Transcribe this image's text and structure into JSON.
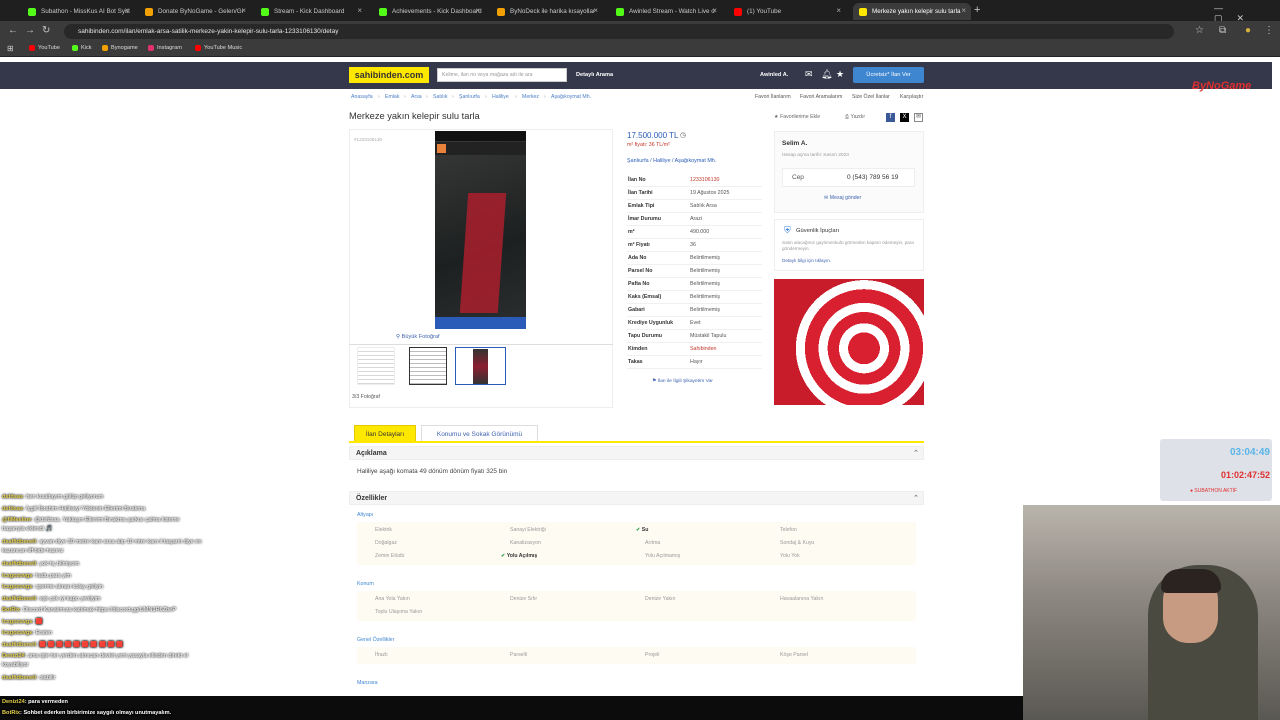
{
  "browser": {
    "tabs": [
      {
        "title": "Subathon - MissKus AI Bot Syst",
        "color": "#53fc18"
      },
      {
        "title": "Donate ByNoGame - Gelen/Gi",
        "color": "#f2a100"
      },
      {
        "title": "Stream - Kick Dashboard",
        "color": "#53fc18"
      },
      {
        "title": "Achievements - Kick Dashboard",
        "color": "#53fc18"
      },
      {
        "title": "ByNoDeck ile harika kısayollar",
        "color": "#f2a100"
      },
      {
        "title": "Awinled Stream - Watch Live o",
        "color": "#53fc18"
      },
      {
        "title": "(1) YouTube",
        "color": "#ff0000"
      },
      {
        "title": "Merkeze yakın kelepir sulu tarla",
        "color": "#ffe800"
      }
    ],
    "url": "sahibinden.com/ilan/emlak-arsa-satilik-merkeze-yakin-kelepir-sulu-tarla-1233106130/detay",
    "bookmarks": [
      {
        "label": "YouTube",
        "color": "#ff0000"
      },
      {
        "label": "Kick",
        "color": "#53fc18"
      },
      {
        "label": "Bynogame",
        "color": "#f2a100"
      },
      {
        "label": "Instagram",
        "color": "#e1306c"
      },
      {
        "label": "YouTube Music",
        "color": "#ff0000"
      }
    ]
  },
  "header": {
    "logo": "sahibinden.com",
    "search_placeholder": "Kelime, ilan no veya mağaza adı ile ara",
    "detailed_search": "Detaylı Arama",
    "user": "Awinled A.",
    "post_button": "Ücretsiz* İlan Ver"
  },
  "breadcrumbs": [
    "Anasayfa",
    "Emlak",
    "Arsa",
    "Satılık",
    "Şanlıurfa",
    "Haliliye",
    "Merkez",
    "Aşağıkoymat Mh."
  ],
  "top_links": [
    "Favori İlanlarım",
    "Favori Aramalarım",
    "Size Özel İlanlar",
    "Karşılaştır"
  ],
  "listing": {
    "title": "Merkeze yakın kelepir sulu tarla",
    "favorite": "Favorilerime Ekle",
    "print": "Yazdır",
    "image_id": "#1233106130",
    "big_photo": "Büyük Fotoğraf",
    "photo_count": "3/3 Fotoğraf",
    "price": "17.500.000 TL",
    "m2_price": "m² fiyatı: 36 TL/m²",
    "location": [
      "Şanlıurfa",
      "Haliliye",
      "Aşağıkoymat Mh."
    ],
    "details": [
      {
        "k": "İlan No",
        "v": "1233106130"
      },
      {
        "k": "İlan Tarihi",
        "v": "19 Ağustos 2025"
      },
      {
        "k": "Emlak Tipi",
        "v": "Satılık Arsa"
      },
      {
        "k": "İmar Durumu",
        "v": "Arazi"
      },
      {
        "k": "m²",
        "v": "490.000"
      },
      {
        "k": "m² Fiyatı",
        "v": "36"
      },
      {
        "k": "Ada No",
        "v": "Belirtilmemiş"
      },
      {
        "k": "Parsel No",
        "v": "Belirtilmemiş"
      },
      {
        "k": "Pafta No",
        "v": "Belirtilmemiş"
      },
      {
        "k": "Kaks (Emsal)",
        "v": "Belirtilmemiş"
      },
      {
        "k": "Gabari",
        "v": "Belirtilmemiş"
      },
      {
        "k": "Krediye Uygunluk",
        "v": "Evet"
      },
      {
        "k": "Tapu Durumu",
        "v": "Müstakil Tapulu"
      },
      {
        "k": "Kimden",
        "v": "Sahibinden"
      },
      {
        "k": "Takas",
        "v": "Hayır"
      }
    ],
    "complaint": "İlan ile İlgili Şikayetim Var"
  },
  "seller": {
    "name": "Selim A.",
    "since": "Hesap açma tarihi: Kasım 2023",
    "phone_label": "Cep",
    "phone": "0 (543) 789 56 19",
    "message": "Mesaj gönder",
    "tips_title": "Güvenlik İpuçları",
    "tips_text": "Satın alacağınız gayrimenkulü görmeden kaparo ödemeyin, para göndermeyin.",
    "tips_more": "Detaylı bilgi için tıklayın."
  },
  "tabs": [
    "İlan Detayları",
    "Konumu ve Sokak Görünümü"
  ],
  "description": {
    "title": "Açıklama",
    "text": "Haliliye aşağı komata 49 dönüm dönüm fiyatı 325 bin"
  },
  "features": {
    "title": "Özellikler",
    "groups": [
      {
        "name": "Altyapı",
        "items": [
          {
            "t": "Elektrik",
            "on": false
          },
          {
            "t": "Sanayi Elektriği",
            "on": false
          },
          {
            "t": "Su",
            "on": true
          },
          {
            "t": "Telefon",
            "on": false
          },
          {
            "t": "Doğalgaz",
            "on": false
          },
          {
            "t": "Kanalizasyon",
            "on": false
          },
          {
            "t": "Arıtma",
            "on": false
          },
          {
            "t": "Sondaj & Kuyu",
            "on": false
          },
          {
            "t": "Zemin Etüdü",
            "on": false
          },
          {
            "t": "Yolu Açılmış",
            "on": true
          },
          {
            "t": "Yolu Açılmamış",
            "on": false
          },
          {
            "t": "Yolu Yok",
            "on": false
          }
        ]
      },
      {
        "name": "Konum",
        "items": [
          {
            "t": "Ana Yola Yakın",
            "on": false
          },
          {
            "t": "Denize Sıfır",
            "on": false
          },
          {
            "t": "Denize Yakın",
            "on": false
          },
          {
            "t": "Havaalanına Yakın",
            "on": false
          },
          {
            "t": "Toplu Ulaşıma Yakın",
            "on": false
          }
        ]
      },
      {
        "name": "Genel Özellikler",
        "items": [
          {
            "t": "İfrazlı",
            "on": false
          },
          {
            "t": "Parselli",
            "on": false
          },
          {
            "t": "Projeli",
            "on": false
          },
          {
            "t": "Köşe Parsel",
            "on": false
          }
        ]
      },
      {
        "name": "Manzara",
        "items": []
      }
    ]
  },
  "overlay": {
    "brand": "ByNoGame",
    "timer1": "03:04:49",
    "timer2": "01:02:47:52",
    "subathon": "SUBATHON AKTİF",
    "chat": [
      {
        "u": "dsfdsas",
        "m": "ben kısaltayım gülüp geliyorum"
      },
      {
        "u": "dsfdsas",
        "m": "İçgili İbrahim Halilseyi Yöklenin Ellerimi Bırakma"
      },
      {
        "u": "@fiMeeline",
        "m": "@dsfdsas, Yaklaşın Ellerimi Bırakma şarkısı çalma listeme başarıyla eklendi 🎵"
      },
      {
        "u": "dsalfidbeneli",
        "m": "ayvan diye 30 metre kare arsa alıp 10 mtre karo il başarılı diye en kazancan iiff bide hazırız"
      },
      {
        "u": "dsalfidbeneli",
        "m": "yok hç bilmiyom"
      },
      {
        "u": "lcsgozuvgs",
        "m": "hadu para yim"
      },
      {
        "u": "lcsgozuvgs",
        "m": "sperme alınan kolay geliyin"
      },
      {
        "u": "dsalfidbeneli",
        "m": "eşk çok iyi kapo yenliyim"
      },
      {
        "u": "BotRix",
        "m": "Discord Kanalımıza katılmak https://discord.gg/UMN1R6ZbeP"
      },
      {
        "u": "lcsgozuvgs",
        "m": "🟥"
      },
      {
        "u": "lcsgozuvgs",
        "m": "Eraten"
      },
      {
        "u": "dsalfidbeneli",
        "m": "🟥 🟥 🟥 🟥 🟥 🟥 🟥 🟥 🟥 🟥"
      },
      {
        "u": "Denizi24",
        "m": "ama işte her yerden alınıcan devlet yeni yasayla elinden direkt el koyabiliyor"
      },
      {
        "u": "dsalfidbeneli",
        "m": "olabilir"
      },
      {
        "u": "Denizi24",
        "m": "para vermeden"
      },
      {
        "u": "BotRix",
        "m": "Sohbet ederken birbirimize saygılı olmayı unutmayalım."
      }
    ]
  }
}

┄┄┄┄┄┄┄┄┄┄

» **WHAT TO DO**: Of the lines in this material, state how many hold the string "para". Write no other words.

» **ANSWER**: 3